Data excerpts:
——

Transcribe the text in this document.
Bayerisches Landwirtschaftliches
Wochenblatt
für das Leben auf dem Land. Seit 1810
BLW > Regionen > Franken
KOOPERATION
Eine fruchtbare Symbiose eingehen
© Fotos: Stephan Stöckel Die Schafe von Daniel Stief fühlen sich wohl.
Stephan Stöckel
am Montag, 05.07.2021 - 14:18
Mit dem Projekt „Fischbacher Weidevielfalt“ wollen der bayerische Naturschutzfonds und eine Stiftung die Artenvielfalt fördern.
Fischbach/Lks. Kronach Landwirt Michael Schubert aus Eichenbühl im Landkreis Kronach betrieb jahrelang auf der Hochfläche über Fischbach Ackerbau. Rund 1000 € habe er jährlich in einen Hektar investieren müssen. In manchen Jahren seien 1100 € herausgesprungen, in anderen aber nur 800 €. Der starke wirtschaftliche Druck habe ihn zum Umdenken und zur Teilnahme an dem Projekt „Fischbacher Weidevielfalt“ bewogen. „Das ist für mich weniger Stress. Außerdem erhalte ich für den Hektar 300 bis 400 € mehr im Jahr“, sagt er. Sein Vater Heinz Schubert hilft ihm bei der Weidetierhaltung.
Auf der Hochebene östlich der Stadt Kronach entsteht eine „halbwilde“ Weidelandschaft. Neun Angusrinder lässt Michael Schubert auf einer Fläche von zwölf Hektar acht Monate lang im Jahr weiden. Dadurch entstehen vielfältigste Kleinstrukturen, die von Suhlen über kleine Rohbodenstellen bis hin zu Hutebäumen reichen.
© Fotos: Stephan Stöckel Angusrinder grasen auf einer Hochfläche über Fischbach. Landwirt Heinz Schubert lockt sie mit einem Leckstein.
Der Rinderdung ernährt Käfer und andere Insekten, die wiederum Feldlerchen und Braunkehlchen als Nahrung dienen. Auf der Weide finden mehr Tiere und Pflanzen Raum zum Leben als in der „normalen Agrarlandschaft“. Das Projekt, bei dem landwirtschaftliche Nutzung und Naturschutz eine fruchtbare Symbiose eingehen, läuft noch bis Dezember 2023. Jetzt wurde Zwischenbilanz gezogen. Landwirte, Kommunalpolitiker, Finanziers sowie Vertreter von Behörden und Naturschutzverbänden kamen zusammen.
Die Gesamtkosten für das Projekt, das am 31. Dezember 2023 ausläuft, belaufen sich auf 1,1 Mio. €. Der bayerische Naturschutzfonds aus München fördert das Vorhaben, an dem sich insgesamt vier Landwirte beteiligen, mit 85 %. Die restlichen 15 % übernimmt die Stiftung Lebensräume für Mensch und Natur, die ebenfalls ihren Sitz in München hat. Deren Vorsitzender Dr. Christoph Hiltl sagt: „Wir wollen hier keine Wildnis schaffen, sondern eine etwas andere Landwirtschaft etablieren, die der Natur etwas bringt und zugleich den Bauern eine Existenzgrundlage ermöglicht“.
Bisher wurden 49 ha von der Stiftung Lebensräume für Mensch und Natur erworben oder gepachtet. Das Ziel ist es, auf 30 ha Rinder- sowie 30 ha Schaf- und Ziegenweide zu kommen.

——

## TO BE DONE
Print the complete listing again, exactly as it stands.

## FULL OUTPUT
Transcribe the text in this document.
Bayerisches Landwirtschaftliches
Wochenblatt
für das Leben auf dem Land. Seit 1810
BLW > Regionen > Franken
KOOPERATION
Eine fruchtbare Symbiose eingehen
© Fotos: Stephan Stöckel Die Schafe von Daniel Stief fühlen sich wohl.
Stephan Stöckel
am Montag, 05.07.2021 - 14:18
Mit dem Projekt „Fischbacher Weidevielfalt“ wollen der bayerische Naturschutzfonds und eine Stiftung die Artenvielfalt fördern.
Fischbach/Lks. Kronach Landwirt Michael Schubert aus Eichenbühl im Landkreis Kronach betrieb jahrelang auf der Hochfläche über Fischbach Ackerbau. Rund 1000 € habe er jährlich in einen Hektar investieren müssen. In manchen Jahren seien 1100 € herausgesprungen, in anderen aber nur 800 €. Der starke wirtschaftliche Druck habe ihn zum Umdenken und zur Teilnahme an dem Projekt „Fischbacher Weidevielfalt“ bewogen. „Das ist für mich weniger Stress. Außerdem erhalte ich für den Hektar 300 bis 400 € mehr im Jahr“, sagt er. Sein Vater Heinz Schubert hilft ihm bei der Weidetierhaltung.
Auf der Hochebene östlich der Stadt Kronach entsteht eine „halbwilde“ Weidelandschaft. Neun Angusrinder lässt Michael Schubert auf einer Fläche von zwölf Hektar acht Monate lang im Jahr weiden. Dadurch entstehen vielfältigste Kleinstrukturen, die von Suhlen über kleine Rohbodenstellen bis hin zu Hutebäumen reichen.
© Fotos: Stephan Stöckel Angusrinder grasen auf einer Hochfläche über Fischbach. Landwirt Heinz Schubert lockt sie mit einem Leckstein.
Der Rinderdung ernährt Käfer und andere Insekten, die wiederum Feldlerchen und Braunkehlchen als Nahrung dienen. Auf der Weide finden mehr Tiere und Pflanzen Raum zum Leben als in der „normalen Agrarlandschaft“. Das Projekt, bei dem landwirtschaftliche Nutzung und Naturschutz eine fruchtbare Symbiose eingehen, läuft noch bis Dezember 2023. Jetzt wurde Zwischenbilanz gezogen. Landwirte, Kommunalpolitiker, Finanziers sowie Vertreter von Behörden und Naturschutzverbänden kamen zusammen.
Die Gesamtkosten für das Projekt, das am 31. Dezember 2023 ausläuft, belaufen sich auf 1,1 Mio. €. Der bayerische Naturschutzfonds aus München fördert das Vorhaben, an dem sich insgesamt vier Landwirte beteiligen, mit 85 %. Die restlichen 15 % übernimmt die Stiftung Lebensräume für Mensch und Natur, die ebenfalls ihren Sitz in München hat. Deren Vorsitzender Dr. Christoph Hiltl sagt: „Wir wollen hier keine Wildnis schaffen, sondern eine etwas andere Landwirtschaft etablieren, die der Natur etwas bringt und zugleich den Bauern eine Existenzgrundlage ermöglicht“.
Bisher wurden 49 ha von der Stiftung Lebensräume für Mensch und Natur erworben oder gepachtet. Das Ziel ist es, auf 30 ha Rinder- sowie 30 ha Schaf- und Ziegenweide zu kommen.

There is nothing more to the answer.